SOURCE MATERIAL:
★ ★ ★
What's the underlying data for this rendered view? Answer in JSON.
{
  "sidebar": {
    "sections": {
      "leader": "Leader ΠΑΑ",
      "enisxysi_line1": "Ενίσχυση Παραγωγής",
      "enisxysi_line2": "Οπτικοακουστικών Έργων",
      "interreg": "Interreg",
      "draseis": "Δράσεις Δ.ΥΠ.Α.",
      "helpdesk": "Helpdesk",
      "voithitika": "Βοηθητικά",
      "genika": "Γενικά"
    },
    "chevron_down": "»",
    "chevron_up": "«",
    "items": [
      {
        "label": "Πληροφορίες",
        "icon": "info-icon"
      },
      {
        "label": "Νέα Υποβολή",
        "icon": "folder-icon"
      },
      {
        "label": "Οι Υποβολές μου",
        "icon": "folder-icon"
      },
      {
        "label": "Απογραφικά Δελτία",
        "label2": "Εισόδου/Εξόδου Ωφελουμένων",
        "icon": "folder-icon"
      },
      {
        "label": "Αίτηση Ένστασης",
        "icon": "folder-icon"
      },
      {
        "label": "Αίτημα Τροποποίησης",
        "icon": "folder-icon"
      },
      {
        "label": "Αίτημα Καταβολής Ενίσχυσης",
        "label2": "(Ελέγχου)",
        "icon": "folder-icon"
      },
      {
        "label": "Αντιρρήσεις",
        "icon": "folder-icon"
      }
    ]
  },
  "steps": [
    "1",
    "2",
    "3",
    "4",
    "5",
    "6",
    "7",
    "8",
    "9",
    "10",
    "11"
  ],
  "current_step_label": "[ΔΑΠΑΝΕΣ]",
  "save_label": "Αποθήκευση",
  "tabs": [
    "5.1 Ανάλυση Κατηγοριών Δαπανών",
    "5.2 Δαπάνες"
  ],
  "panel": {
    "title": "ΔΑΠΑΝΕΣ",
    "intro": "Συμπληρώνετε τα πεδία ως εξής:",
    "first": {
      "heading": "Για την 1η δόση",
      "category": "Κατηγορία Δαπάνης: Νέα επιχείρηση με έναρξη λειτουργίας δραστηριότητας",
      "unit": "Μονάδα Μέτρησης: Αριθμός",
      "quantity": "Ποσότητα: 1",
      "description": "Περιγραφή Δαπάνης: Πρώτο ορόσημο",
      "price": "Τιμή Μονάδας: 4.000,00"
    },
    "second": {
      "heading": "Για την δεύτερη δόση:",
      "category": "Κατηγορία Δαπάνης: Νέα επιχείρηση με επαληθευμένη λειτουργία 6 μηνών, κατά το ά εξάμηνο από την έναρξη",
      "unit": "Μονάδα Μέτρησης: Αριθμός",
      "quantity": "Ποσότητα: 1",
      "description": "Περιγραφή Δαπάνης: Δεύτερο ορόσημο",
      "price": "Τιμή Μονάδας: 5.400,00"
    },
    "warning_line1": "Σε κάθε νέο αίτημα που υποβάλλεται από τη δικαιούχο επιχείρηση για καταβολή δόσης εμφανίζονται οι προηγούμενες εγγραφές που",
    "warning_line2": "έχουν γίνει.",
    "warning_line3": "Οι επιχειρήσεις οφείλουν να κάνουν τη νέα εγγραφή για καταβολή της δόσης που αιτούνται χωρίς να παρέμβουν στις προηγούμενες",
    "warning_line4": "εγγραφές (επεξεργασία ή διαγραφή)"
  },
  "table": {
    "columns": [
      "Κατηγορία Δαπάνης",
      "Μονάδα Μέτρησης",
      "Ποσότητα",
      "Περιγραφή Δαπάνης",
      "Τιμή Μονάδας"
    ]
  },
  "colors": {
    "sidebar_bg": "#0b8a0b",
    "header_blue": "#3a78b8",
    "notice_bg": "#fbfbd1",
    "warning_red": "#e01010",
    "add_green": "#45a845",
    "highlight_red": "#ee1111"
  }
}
★ ★ ★
SHORT PROBLEM: State how many lines of the entries above include the word "ΔΑΠΑΝΕΣ", offering no text other than the number.

EXPECTED OUTPUT: 2